» Supplied records
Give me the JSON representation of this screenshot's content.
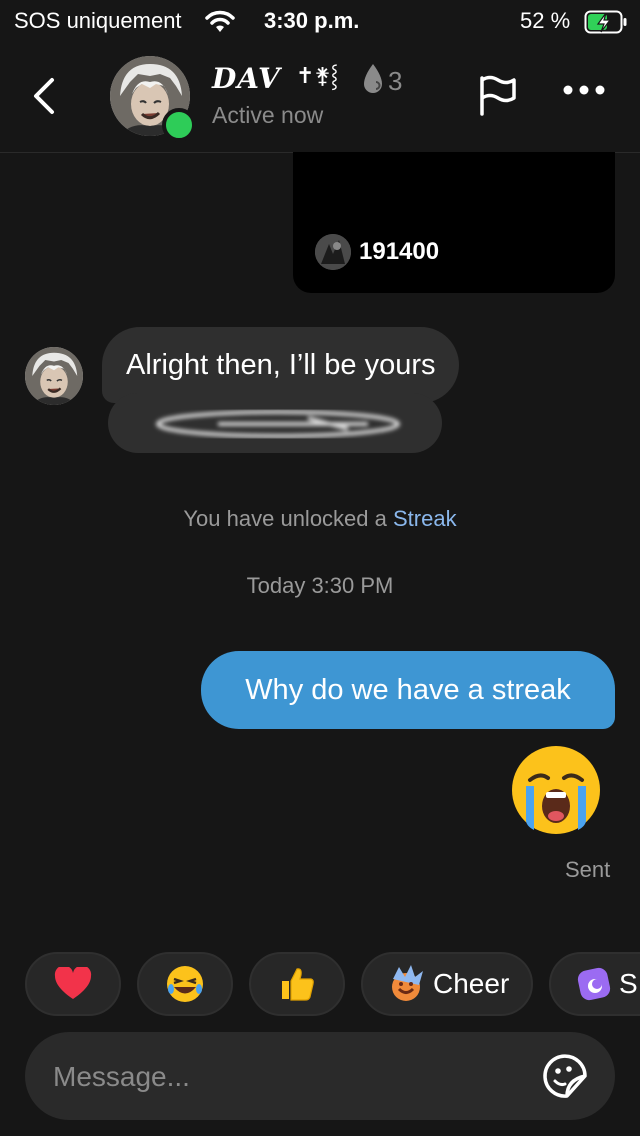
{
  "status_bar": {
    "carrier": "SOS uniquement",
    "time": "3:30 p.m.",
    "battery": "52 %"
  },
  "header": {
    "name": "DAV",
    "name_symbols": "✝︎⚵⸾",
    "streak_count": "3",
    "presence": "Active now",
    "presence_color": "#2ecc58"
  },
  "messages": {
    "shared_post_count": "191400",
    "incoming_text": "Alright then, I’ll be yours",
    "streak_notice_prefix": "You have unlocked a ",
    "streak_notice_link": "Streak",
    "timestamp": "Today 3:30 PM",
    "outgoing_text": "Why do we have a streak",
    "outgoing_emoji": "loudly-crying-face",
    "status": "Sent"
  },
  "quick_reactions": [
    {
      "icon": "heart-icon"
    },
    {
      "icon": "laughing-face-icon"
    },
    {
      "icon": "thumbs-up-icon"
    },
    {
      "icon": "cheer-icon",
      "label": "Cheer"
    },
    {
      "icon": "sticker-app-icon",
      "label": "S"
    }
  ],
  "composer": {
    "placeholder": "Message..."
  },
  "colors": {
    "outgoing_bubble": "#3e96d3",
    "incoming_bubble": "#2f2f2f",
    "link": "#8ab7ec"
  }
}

» Work to complete
Pictures don't belong in the copy. Restate all the entries exactly.

» Problem solution
Give me the JSON representation of this screenshot's content.
{
  "status_bar": {
    "carrier": "SOS uniquement",
    "time": "3:30 p.m.",
    "battery": "52 %"
  },
  "header": {
    "name": "DAV",
    "name_symbols": "✝︎⚵⸾",
    "streak_count": "3",
    "presence": "Active now",
    "presence_color": "#2ecc58"
  },
  "messages": {
    "shared_post_count": "191400",
    "incoming_text": "Alright then, I’ll be yours",
    "streak_notice_prefix": "You have unlocked a ",
    "streak_notice_link": "Streak",
    "timestamp": "Today 3:30 PM",
    "outgoing_text": "Why do we have a streak",
    "outgoing_emoji": "loudly-crying-face",
    "status": "Sent"
  },
  "quick_reactions": [
    {
      "icon": "heart-icon"
    },
    {
      "icon": "laughing-face-icon"
    },
    {
      "icon": "thumbs-up-icon"
    },
    {
      "icon": "cheer-icon",
      "label": "Cheer"
    },
    {
      "icon": "sticker-app-icon",
      "label": "S"
    }
  ],
  "composer": {
    "placeholder": "Message..."
  },
  "colors": {
    "outgoing_bubble": "#3e96d3",
    "incoming_bubble": "#2f2f2f",
    "link": "#8ab7ec"
  }
}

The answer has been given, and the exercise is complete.